[Records from a data collection]
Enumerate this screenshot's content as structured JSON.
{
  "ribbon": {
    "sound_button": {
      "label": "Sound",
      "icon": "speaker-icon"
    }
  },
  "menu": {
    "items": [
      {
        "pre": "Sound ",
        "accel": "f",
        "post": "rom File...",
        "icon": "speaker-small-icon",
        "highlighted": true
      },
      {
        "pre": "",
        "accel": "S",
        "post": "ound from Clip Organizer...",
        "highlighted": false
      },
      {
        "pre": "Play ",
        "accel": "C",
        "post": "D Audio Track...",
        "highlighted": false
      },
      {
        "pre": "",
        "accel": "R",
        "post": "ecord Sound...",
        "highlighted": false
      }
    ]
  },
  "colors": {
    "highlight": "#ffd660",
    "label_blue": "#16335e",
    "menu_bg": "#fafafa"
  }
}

### AIM
Identify every line above with the string "speaker" in it. Copy those lines.

### TASK SOLUTION
      "icon": "speaker-icon"
        "icon": "speaker-small-icon",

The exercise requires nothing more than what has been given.